[WHAT YOU WILL DO]
From the material below, list every line containing "monthly".

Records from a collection
—————

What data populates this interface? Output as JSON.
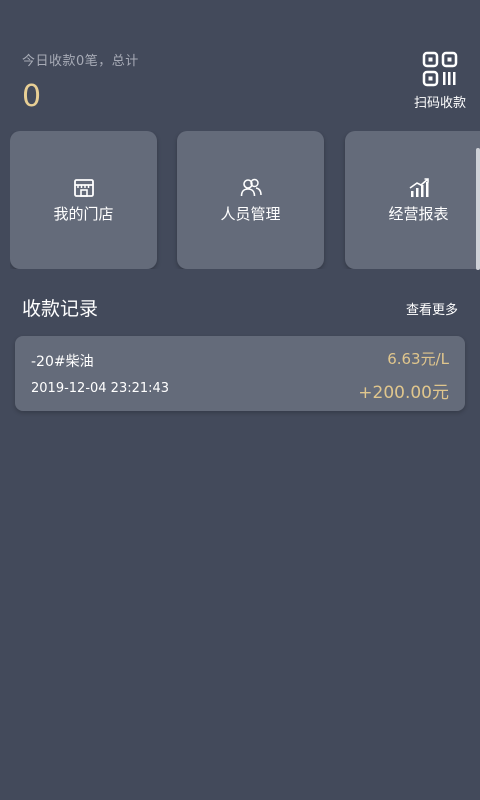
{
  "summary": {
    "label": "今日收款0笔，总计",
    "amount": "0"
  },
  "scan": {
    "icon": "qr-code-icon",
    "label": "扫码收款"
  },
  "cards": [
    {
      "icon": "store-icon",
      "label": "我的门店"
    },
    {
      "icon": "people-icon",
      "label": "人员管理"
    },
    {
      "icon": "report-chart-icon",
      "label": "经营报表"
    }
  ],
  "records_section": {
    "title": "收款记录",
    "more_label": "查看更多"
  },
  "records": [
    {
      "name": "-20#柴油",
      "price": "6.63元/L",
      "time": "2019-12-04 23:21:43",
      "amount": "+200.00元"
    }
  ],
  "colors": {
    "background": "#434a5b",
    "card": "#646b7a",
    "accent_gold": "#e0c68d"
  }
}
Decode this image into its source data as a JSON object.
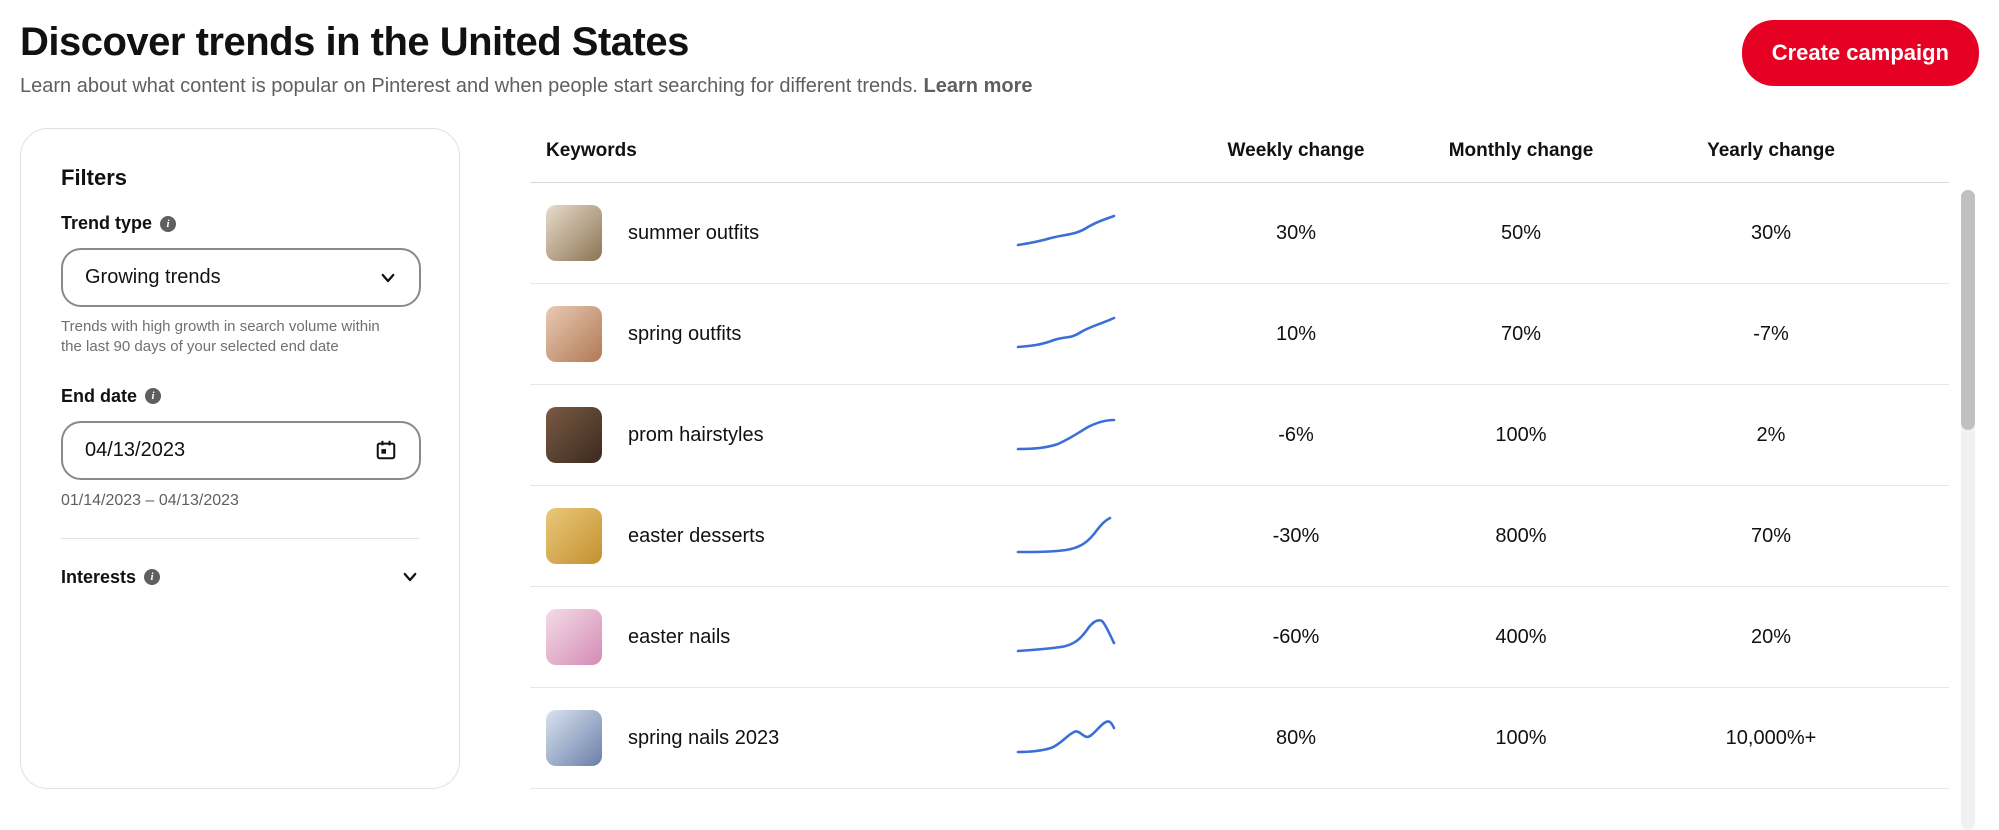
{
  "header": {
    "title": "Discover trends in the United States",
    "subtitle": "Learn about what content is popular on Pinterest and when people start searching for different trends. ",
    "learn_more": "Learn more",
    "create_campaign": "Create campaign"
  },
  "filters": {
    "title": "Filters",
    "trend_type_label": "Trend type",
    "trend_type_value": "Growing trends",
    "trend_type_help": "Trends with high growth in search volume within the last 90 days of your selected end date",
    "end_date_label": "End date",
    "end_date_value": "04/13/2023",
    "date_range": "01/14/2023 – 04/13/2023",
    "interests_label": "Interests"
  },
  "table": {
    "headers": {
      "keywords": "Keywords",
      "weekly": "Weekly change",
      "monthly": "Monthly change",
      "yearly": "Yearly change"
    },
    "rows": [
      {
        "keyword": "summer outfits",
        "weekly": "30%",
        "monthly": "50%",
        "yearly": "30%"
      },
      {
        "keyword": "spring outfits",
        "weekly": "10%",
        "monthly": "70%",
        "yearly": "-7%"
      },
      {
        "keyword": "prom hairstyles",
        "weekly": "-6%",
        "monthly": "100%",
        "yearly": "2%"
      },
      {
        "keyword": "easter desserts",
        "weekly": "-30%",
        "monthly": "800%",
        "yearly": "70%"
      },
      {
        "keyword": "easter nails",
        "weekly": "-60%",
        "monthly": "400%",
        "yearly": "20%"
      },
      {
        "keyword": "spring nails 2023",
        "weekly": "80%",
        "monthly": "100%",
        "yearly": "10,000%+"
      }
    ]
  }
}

—————

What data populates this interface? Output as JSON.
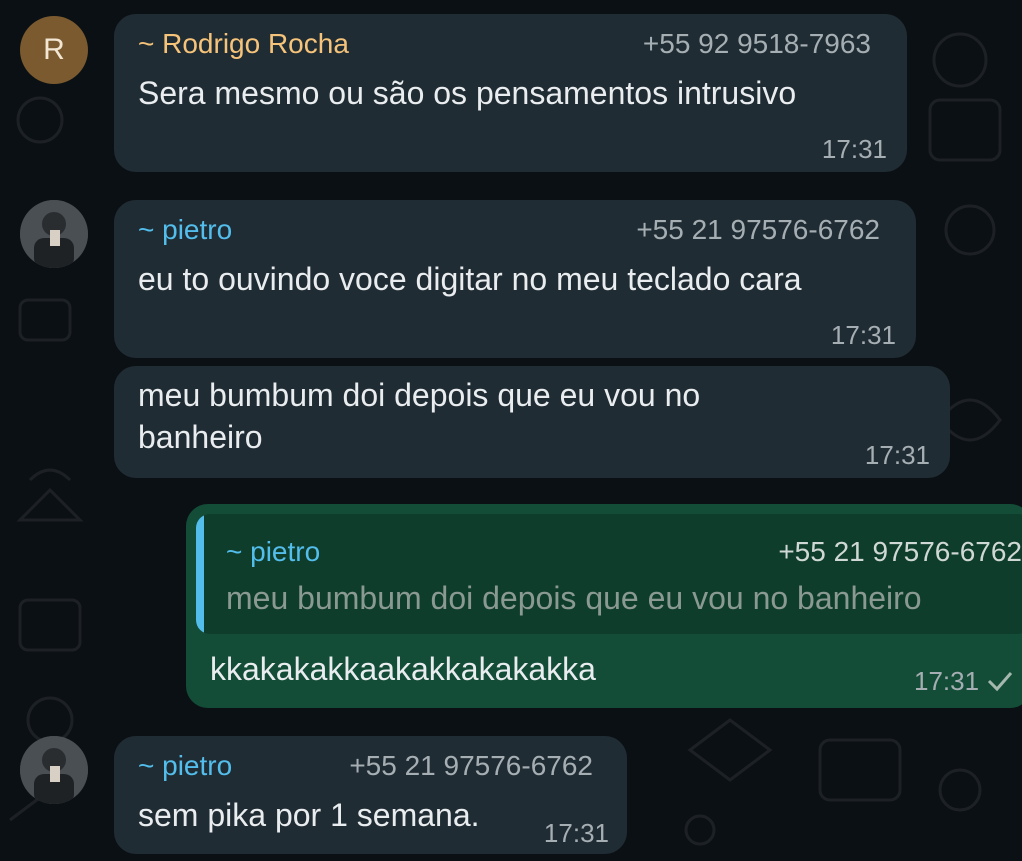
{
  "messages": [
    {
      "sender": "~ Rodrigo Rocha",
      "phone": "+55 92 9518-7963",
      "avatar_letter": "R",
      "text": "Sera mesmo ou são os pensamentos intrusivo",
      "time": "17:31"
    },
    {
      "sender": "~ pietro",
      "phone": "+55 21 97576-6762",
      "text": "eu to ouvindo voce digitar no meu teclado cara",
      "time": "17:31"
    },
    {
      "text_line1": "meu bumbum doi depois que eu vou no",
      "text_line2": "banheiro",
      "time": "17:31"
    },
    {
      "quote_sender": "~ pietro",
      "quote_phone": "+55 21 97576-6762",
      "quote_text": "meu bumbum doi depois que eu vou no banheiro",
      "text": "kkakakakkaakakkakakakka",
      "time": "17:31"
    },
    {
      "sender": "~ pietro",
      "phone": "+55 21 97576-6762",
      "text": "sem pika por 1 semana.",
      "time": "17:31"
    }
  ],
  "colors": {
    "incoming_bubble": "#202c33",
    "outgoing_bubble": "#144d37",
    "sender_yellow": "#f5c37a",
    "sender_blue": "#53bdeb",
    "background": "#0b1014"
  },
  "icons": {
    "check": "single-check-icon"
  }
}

—————

[SOLUTION]
      "monthly": "Monthly change",
        "monthly": "50%",
        "monthly": "70%",
        "monthly": "100%",
        "monthly": "800%",
        "monthly": "400%",
        "monthly": "100%",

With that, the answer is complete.